__Input data__.
────────────────

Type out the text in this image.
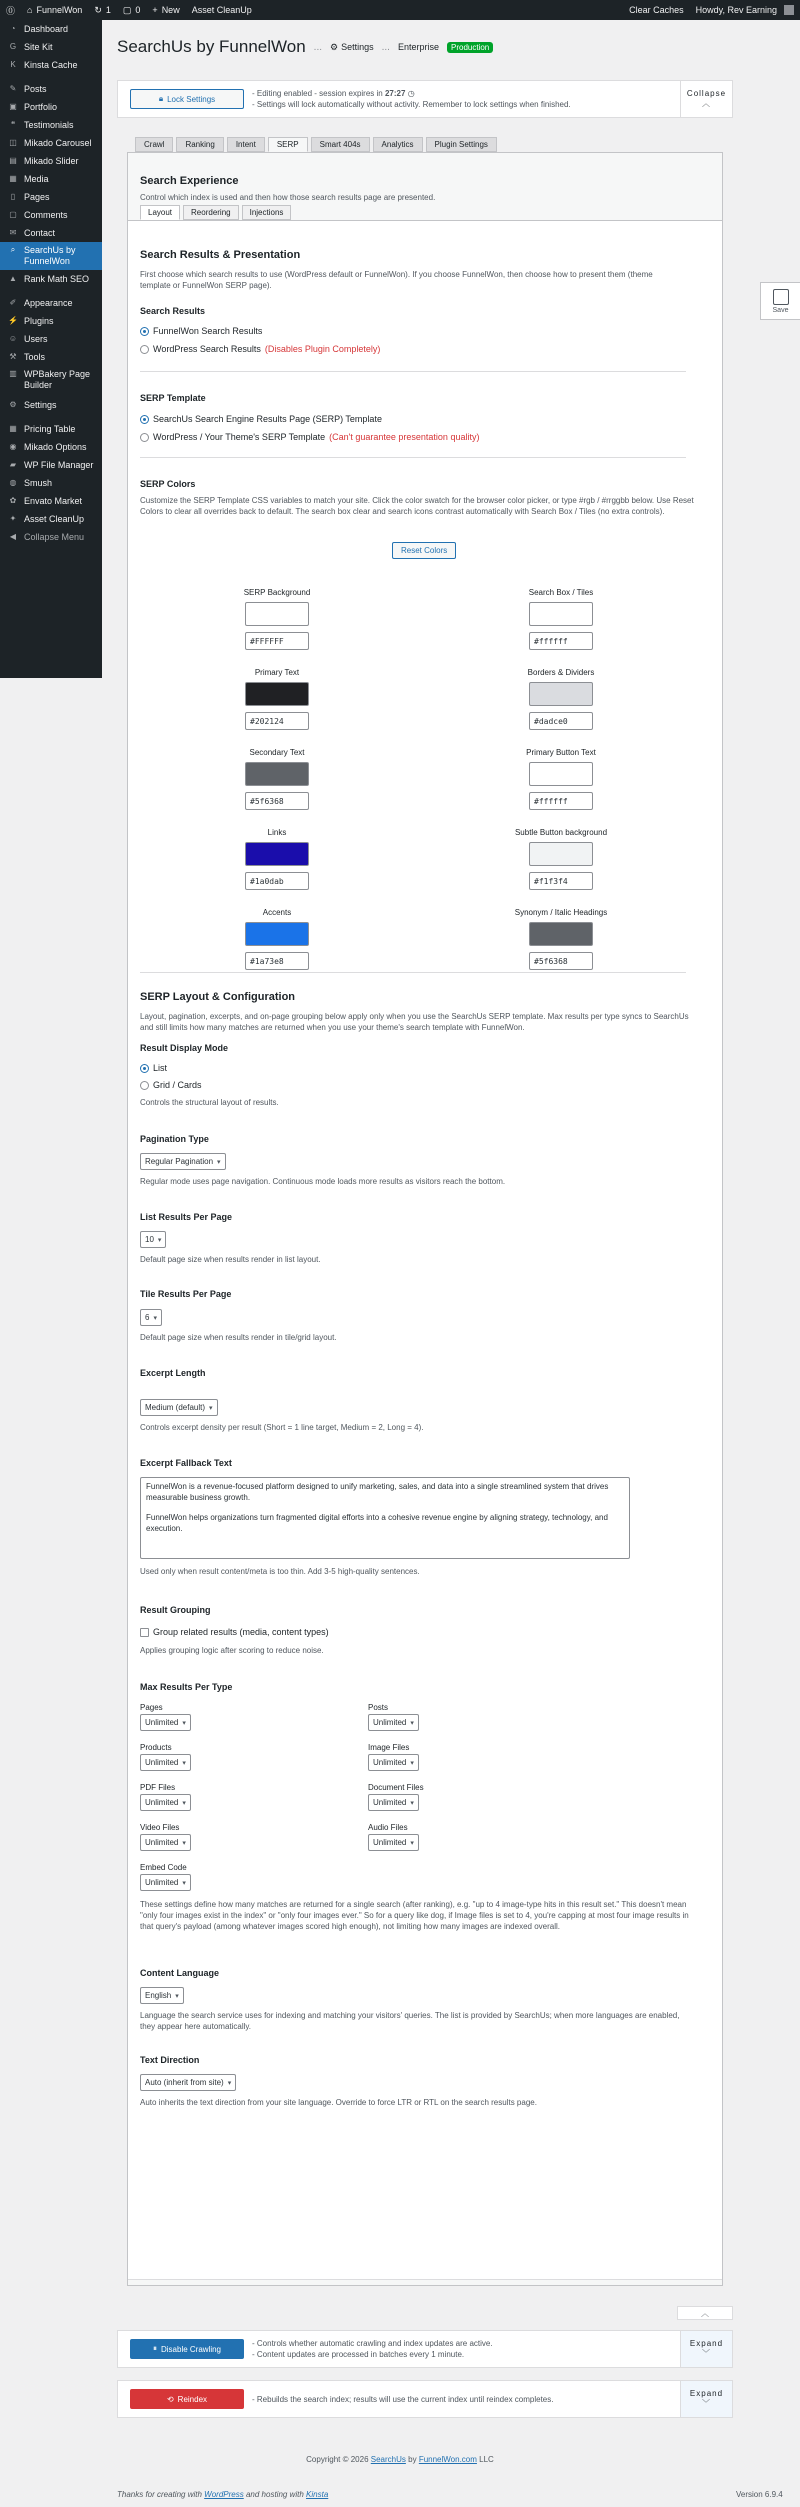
⓪	⌂ FunnelWon ↻ 1 ▢ 0 + New Asset CleanUp	Clear Caches Howdy, Rev Earning
◔ Dashboard
G Site Kit
K Kinsta Cache
✎ Posts
▣ Portfolio
❝ Testimonials
◫ Mikado Carousel
▤ Mikado Slider
▦ Media
▯ Pages
▢ Comments
✉ Contact
⌕ SearchUs by FunnelWon
▲ Rank Math SEO
✐ Appearance
⚡ Plugins
☺ Users
⚒ Tools
▥ WPBakery Page Builder
⚙ Settings
▦ Pricing Table
◉ Mikado Options
▰ WP File Manager
◍ Smush
✿ Envato Market
✦ Asset CleanUp
◀ Collapse Menu
Save
SearchUs by FunnelWon ... ⚙ Settings ... Enterprise	Production
🔒︎ Lock Settings
- Editing enabled - session expires in 27:27 ◷
- Settings will lock automatically without activity. Remember to lock settings when finished.
Collapse
︿
Crawl	Ranking	Intent	SERP	Smart 404s	Analytics	Plugin Settings
Search Experience
Control which index is used and then how those search results page are presented.
Layout	Reordering	Injections
Search Results & Presentation
First choose which search results to use (WordPress default or FunnelWon). If you choose FunnelWon, then choose how to present them (theme template or FunnelWon SERP page).
Search Results
FunnelWon Search Results
WordPress Search Results (Disables Plugin Completely)
SERP Template
SearchUs Search Engine Results Page (SERP) Template
WordPress / Your Theme's SERP Template (Can't guarantee presentation quality)
SERP Colors
Customize the SERP Template CSS variables to match your site. Click the color swatch for the browser color picker, or type #rgb / #rrggbb below. Use Reset Colors to clear all overrides back to default. The search box clear and search icons contrast automatically with Search Box / Tiles (no extra controls).
Reset Colors
SERP Background
#FFFFFF
Search Box / Tiles
#ffffff
Primary Text
#202124
Borders & Dividers
#dadce0
Secondary Text
#5f6368
Primary Button Text
#ffffff
Links
#1a0dab
Subtle Button background
#f1f3f4
Accents
#1a73e8
Synonym / Italic Headings
#5f6368
SERP Layout & Configuration
Layout, pagination, excerpts, and on-page grouping below apply only when you use the SearchUs SERP template. Max results per type syncs to SearchUs and still limits how many matches are returned when you use your theme's search template with FunnelWon.
Result Display Mode
List
Grid / Cards
Controls the structural layout of results.
Pagination Type
Regular Pagination ▾
Regular mode uses page navigation. Continuous mode loads more results as visitors reach the bottom.
List Results Per Page
10 ▾
Default page size when results render in list layout.
Tile Results Per Page
6 ▾
Default page size when results render in tile/grid layout.
Excerpt Length
Medium (default) ▾
Controls excerpt density per result (Short = 1 line target, Medium = 2, Long = 4).
Excerpt Fallback Text
FunnelWon is a revenue-focused platform designed to unify marketing, sales, and data into a single streamlined system that drives measurable business growth.
FunnelWon helps organizations turn fragmented digital efforts into a cohesive revenue engine by aligning strategy, technology, and execution.
Used only when result content/meta is too thin. Add 3-5 high-quality sentences.
Result Grouping
Group related results (media, content types)
Applies grouping logic after scoring to reduce noise.
Max Results Per Type
Pages
Unlimited ▾
Posts
Unlimited ▾
Products
Unlimited ▾
Image Files
Unlimited ▾
PDF Files
Unlimited ▾
Document Files
Unlimited ▾
Video Files
Unlimited ▾
Audio Files
Unlimited ▾
Embed Code
Unlimited ▾
These settings define how many matches are returned for a single search (after ranking), e.g. "up to 4 image-type hits in this result set." This doesn't mean "only four images exist in the index" or "only four images ever." So for a query like dog, if Image files is set to 4, you're capping at most four image results in that query's payload (among whatever images scored high enough), not limiting how many images are indexed overall.
Content Language
English ▾
Language the search service uses for indexing and matching your visitors' queries. The list is provided by SearchUs; when more languages are enabled, they appear here automatically.
Text Direction
Auto (inherit from site) ▾
Auto inherits the text direction from your site language. Override to force LTR or RTL on the search results page.
︿
⏸︎ Disable Crawling
- Controls whether automatic crawling and index updates are active.
- Content updates are processed in batches every 1 minute.
Expand
﹀
⟲ Reindex	- Rebuilds the search index; results will use the current index until reindex completes.
Expand
﹀
Copyright © 2026 SearchUs by FunnelWon.com LLC
Thanks for creating with WordPress and hosting with Kinsta	Version 6.9.4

────────────────

__Instructions to follow__. Transcribe the material exactly, leaving every picture out.

__Answer for the task__.
Type out the text in this image.
⓪	⌂ FunnelWon ↻ 1 ▢ 0 + New Asset CleanUp	Clear Caches Howdy, Rev Earning
◔ Dashboard
G Site Kit
K Kinsta Cache
✎ Posts
▣ Portfolio
❝ Testimonials
◫ Mikado Carousel
▤ Mikado Slider
▦ Media
▯ Pages
▢ Comments
✉ Contact
⌕ SearchUs by FunnelWon
▲ Rank Math SEO
✐ Appearance
⚡ Plugins
☺ Users
⚒ Tools
▥ WPBakery Page Builder
⚙ Settings
▦ Pricing Table
◉ Mikado Options
▰ WP File Manager
◍ Smush
✿ Envato Market
✦ Asset CleanUp
◀ Collapse Menu
Save
SearchUs by FunnelWon ... ⚙ Settings ... Enterprise	Production
🔒︎ Lock Settings
- Editing enabled - session expires in 27:27 ◷
- Settings will lock automatically without activity. Remember to lock settings when finished.
Collapse
︿
Crawl	Ranking	Intent	SERP	Smart 404s	Analytics	Plugin Settings
Search Experience
Control which index is used and then how those search results page are presented.
Layout	Reordering	Injections
Search Results & Presentation
First choose which search results to use (WordPress default or FunnelWon). If you choose FunnelWon, then choose how to present them (theme template or FunnelWon SERP page).
Search Results
FunnelWon Search Results
WordPress Search Results (Disables Plugin Completely)
SERP Template
SearchUs Search Engine Results Page (SERP) Template
WordPress / Your Theme's SERP Template (Can't guarantee presentation quality)
SERP Colors
Customize the SERP Template CSS variables to match your site. Click the color swatch for the browser color picker, or type #rgb / #rrggbb below. Use Reset Colors to clear all overrides back to default. The search box clear and search icons contrast automatically with Search Box / Tiles (no extra controls).
Reset Colors
SERP Background
#FFFFFF
Search Box / Tiles
#ffffff
Primary Text
#202124
Borders & Dividers
#dadce0
Secondary Text
#5f6368
Primary Button Text
#ffffff
Links
#1a0dab
Subtle Button background
#f1f3f4
Accents
#1a73e8
Synonym / Italic Headings
#5f6368
SERP Layout & Configuration
Layout, pagination, excerpts, and on-page grouping below apply only when you use the SearchUs SERP template. Max results per type syncs to SearchUs and still limits how many matches are returned when you use your theme's search template with FunnelWon.
Result Display Mode
List
Grid / Cards
Controls the structural layout of results.
Pagination Type
Regular Pagination ▾
Regular mode uses page navigation. Continuous mode loads more results as visitors reach the bottom.
List Results Per Page
10 ▾
Default page size when results render in list layout.
Tile Results Per Page
6 ▾
Default page size when results render in tile/grid layout.
Excerpt Length
Medium (default) ▾
Controls excerpt density per result (Short = 1 line target, Medium = 2, Long = 4).
Excerpt Fallback Text
FunnelWon is a revenue-focused platform designed to unify marketing, sales, and data into a single streamlined system that drives measurable business growth.
FunnelWon helps organizations turn fragmented digital efforts into a cohesive revenue engine by aligning strategy, technology, and execution.
Used only when result content/meta is too thin. Add 3-5 high-quality sentences.
Result Grouping
Group related results (media, content types)
Applies grouping logic after scoring to reduce noise.
Max Results Per Type
Pages
Unlimited ▾
Posts
Unlimited ▾
Products
Unlimited ▾
Image Files
Unlimited ▾
PDF Files
Unlimited ▾
Document Files
Unlimited ▾
Video Files
Unlimited ▾
Audio Files
Unlimited ▾
Embed Code
Unlimited ▾
These settings define how many matches are returned for a single search (after ranking), e.g. "up to 4 image-type hits in this result set." This doesn't mean "only four images exist in the index" or "only four images ever." So for a query like dog, if Image files is set to 4, you're capping at most four image results in that query's payload (among whatever images scored high enough), not limiting how many images are indexed overall.
Content Language
English ▾
Language the search service uses for indexing and matching your visitors' queries. The list is provided by SearchUs; when more languages are enabled, they appear here automatically.
Text Direction
Auto (inherit from site) ▾
Auto inherits the text direction from your site language. Override to force LTR or RTL on the search results page.
︿
⏸︎ Disable Crawling
- Controls whether automatic crawling and index updates are active.
- Content updates are processed in batches every 1 minute.
Expand
﹀
⟲ Reindex	- Rebuilds the search index; results will use the current index until reindex completes.
Expand
﹀
Copyright © 2026 SearchUs by FunnelWon.com LLC
Thanks for creating with WordPress and hosting with Kinsta	Version 6.9.4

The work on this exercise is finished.